Exercise aim: Copy the listing from the line containing "x-tick-label: Jun-13 [822, 374, 834, 406]" through the line containing "x-tick-label: Oct-13 [1003, 374, 1015, 406]", replacing "legend-label" with "legend-entry" and leaving everything else unchanged. Return only those lines.

Material provided:
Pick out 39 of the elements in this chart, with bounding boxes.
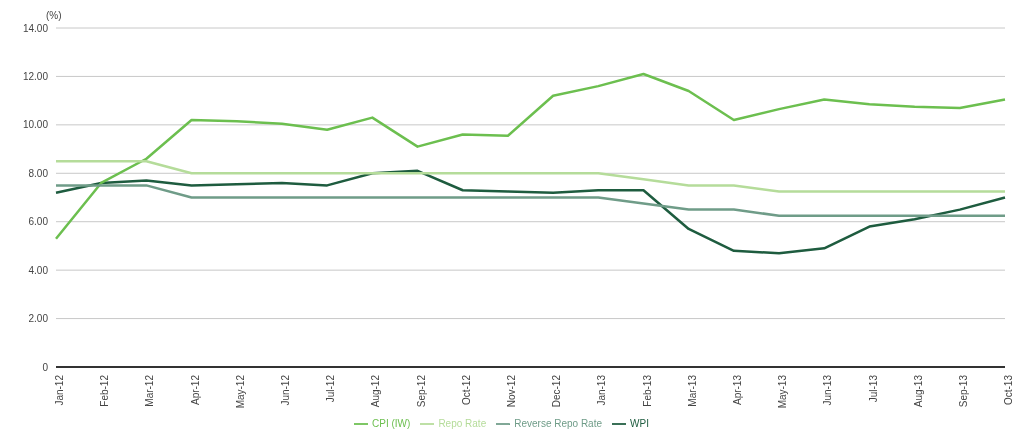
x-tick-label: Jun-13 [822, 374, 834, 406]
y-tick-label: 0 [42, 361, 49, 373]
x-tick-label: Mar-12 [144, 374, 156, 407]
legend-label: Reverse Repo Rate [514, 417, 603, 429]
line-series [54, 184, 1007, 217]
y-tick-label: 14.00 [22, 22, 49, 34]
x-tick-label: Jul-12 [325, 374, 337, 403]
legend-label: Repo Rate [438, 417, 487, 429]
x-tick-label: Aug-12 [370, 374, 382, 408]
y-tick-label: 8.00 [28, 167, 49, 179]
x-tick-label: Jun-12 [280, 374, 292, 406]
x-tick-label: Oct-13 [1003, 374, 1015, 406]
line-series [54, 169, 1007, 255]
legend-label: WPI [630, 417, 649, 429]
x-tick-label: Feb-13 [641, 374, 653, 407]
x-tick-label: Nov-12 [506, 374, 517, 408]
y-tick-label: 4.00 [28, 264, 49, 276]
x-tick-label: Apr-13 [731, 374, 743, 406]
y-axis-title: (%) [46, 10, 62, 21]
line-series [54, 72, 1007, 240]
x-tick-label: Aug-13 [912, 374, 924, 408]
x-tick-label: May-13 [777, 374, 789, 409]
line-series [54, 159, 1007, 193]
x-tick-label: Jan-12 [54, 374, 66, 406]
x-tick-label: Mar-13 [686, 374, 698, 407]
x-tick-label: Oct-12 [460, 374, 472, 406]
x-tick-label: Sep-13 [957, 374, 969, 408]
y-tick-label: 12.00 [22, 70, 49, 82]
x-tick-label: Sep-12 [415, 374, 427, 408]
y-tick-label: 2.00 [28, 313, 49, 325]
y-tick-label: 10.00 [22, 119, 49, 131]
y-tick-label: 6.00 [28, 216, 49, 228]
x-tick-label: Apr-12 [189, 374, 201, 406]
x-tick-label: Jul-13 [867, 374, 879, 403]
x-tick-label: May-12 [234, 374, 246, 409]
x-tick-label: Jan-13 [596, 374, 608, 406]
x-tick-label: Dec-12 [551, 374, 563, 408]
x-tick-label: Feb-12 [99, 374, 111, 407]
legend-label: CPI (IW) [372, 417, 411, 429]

---

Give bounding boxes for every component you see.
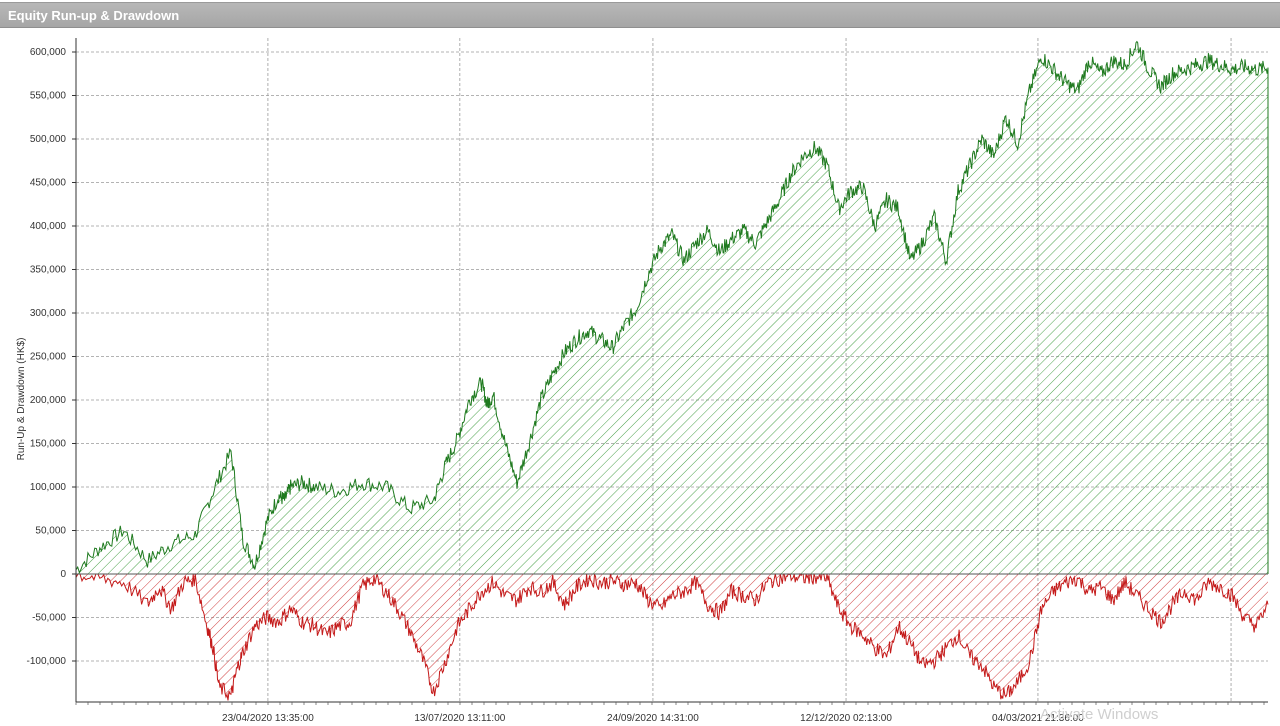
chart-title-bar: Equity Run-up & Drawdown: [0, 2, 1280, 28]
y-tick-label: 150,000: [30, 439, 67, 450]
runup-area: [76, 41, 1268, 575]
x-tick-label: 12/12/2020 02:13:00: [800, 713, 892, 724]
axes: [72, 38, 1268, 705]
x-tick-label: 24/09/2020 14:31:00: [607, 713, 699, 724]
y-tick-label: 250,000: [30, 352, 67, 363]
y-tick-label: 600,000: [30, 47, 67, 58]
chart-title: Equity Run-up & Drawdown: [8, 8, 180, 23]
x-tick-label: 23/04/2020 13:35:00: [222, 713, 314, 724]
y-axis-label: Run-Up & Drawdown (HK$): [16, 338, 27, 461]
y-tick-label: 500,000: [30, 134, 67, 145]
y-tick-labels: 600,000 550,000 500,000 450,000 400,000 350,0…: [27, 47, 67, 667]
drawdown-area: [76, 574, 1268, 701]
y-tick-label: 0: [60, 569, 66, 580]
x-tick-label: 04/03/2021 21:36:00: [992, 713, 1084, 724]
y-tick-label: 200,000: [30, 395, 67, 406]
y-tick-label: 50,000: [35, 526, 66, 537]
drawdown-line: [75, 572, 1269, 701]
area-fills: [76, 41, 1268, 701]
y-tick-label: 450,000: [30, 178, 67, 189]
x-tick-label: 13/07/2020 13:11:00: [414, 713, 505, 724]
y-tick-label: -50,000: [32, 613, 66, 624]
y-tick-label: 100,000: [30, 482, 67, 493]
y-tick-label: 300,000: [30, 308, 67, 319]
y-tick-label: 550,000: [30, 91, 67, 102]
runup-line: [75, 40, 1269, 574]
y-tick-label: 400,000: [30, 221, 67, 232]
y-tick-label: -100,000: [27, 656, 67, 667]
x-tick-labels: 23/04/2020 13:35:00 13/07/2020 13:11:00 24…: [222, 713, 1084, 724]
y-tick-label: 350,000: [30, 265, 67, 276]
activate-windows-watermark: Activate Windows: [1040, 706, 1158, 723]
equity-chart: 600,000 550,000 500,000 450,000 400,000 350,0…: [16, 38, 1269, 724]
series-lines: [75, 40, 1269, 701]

Answer in full:
x-tick-label: Jun-13 [822, 374, 834, 406]
y-tick-label: 0 [42, 361, 49, 373]
x-tick-label: Mar-12 [144, 374, 156, 407]
legend-entry: Reverse Repo Rate [514, 417, 603, 429]
line-series [54, 184, 1007, 217]
y-tick-label: 14.00 [22, 22, 49, 34]
x-tick-label: Jul-12 [325, 374, 337, 403]
legend-entry: Repo Rate [438, 417, 487, 429]
x-tick-label: Aug-12 [370, 374, 382, 408]
y-tick-label: 8.00 [28, 167, 49, 179]
x-tick-label: Jun-12 [280, 374, 292, 406]
x-tick-label: Oct-13 [1003, 374, 1015, 406]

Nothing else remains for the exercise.